_What is asked_.
In your copy, leave out the pictures and repeat the entries below exactly.

Saved entries:
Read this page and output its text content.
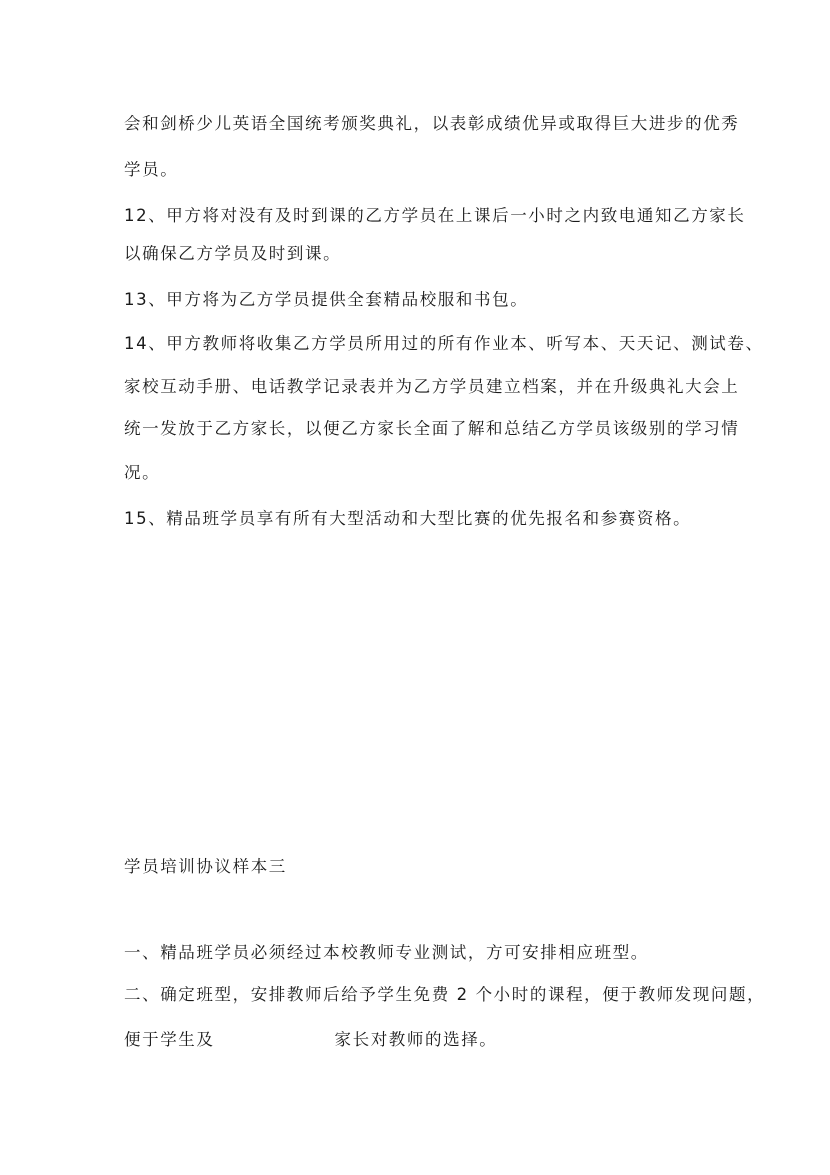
会和剑桥少儿英语全国统考颁奖典礼，以表彰成绩优异或取得巨大进步的优秀
学员。
12、甲方将对没有及时到课的乙方学员在上课后一小时之内致电通知乙方家长
以确保乙方学员及时到课。
13、甲方将为乙方学员提供全套精品校服和书包。
14、甲方教师将收集乙方学员所用过的所有作业本、听写本、天天记、测试卷、
家校互动手册、电话教学记录表并为乙方学员建立档案，并在升级典礼大会上
统一发放于乙方家长，以便乙方家长全面了解和总结乙方学员该级别的学习情
况。
15、精品班学员享有所有大型活动和大型比赛的优先报名和参赛资格。
学员培训协议样本三
一、精品班学员必须经过本校教师专业测试，方可安排相应班型。
二、确定班型，安排教师后给予学生免费 2 个小时的课程，便于教师发现问题，
便于学生及	家长对教师的选择。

_Expected answer_.
Read this page and output its text content.
会和剑桥少儿英语全国统考颁奖典礼，以表彰成绩优异或取得巨大进步的优秀
学员。
12、甲方将对没有及时到课的乙方学员在上课后一小时之内致电通知乙方家长
以确保乙方学员及时到课。
13、甲方将为乙方学员提供全套精品校服和书包。
14、甲方教师将收集乙方学员所用过的所有作业本、听写本、天天记、测试卷、
家校互动手册、电话教学记录表并为乙方学员建立档案，并在升级典礼大会上
统一发放于乙方家长，以便乙方家长全面了解和总结乙方学员该级别的学习情
况。
15、精品班学员享有所有大型活动和大型比赛的优先报名和参赛资格。
学员培训协议样本三
一、精品班学员必须经过本校教师专业测试，方可安排相应班型。
二、确定班型，安排教师后给予学生免费 2 个小时的课程，便于教师发现问题，
便于学生及	家长对教师的选择。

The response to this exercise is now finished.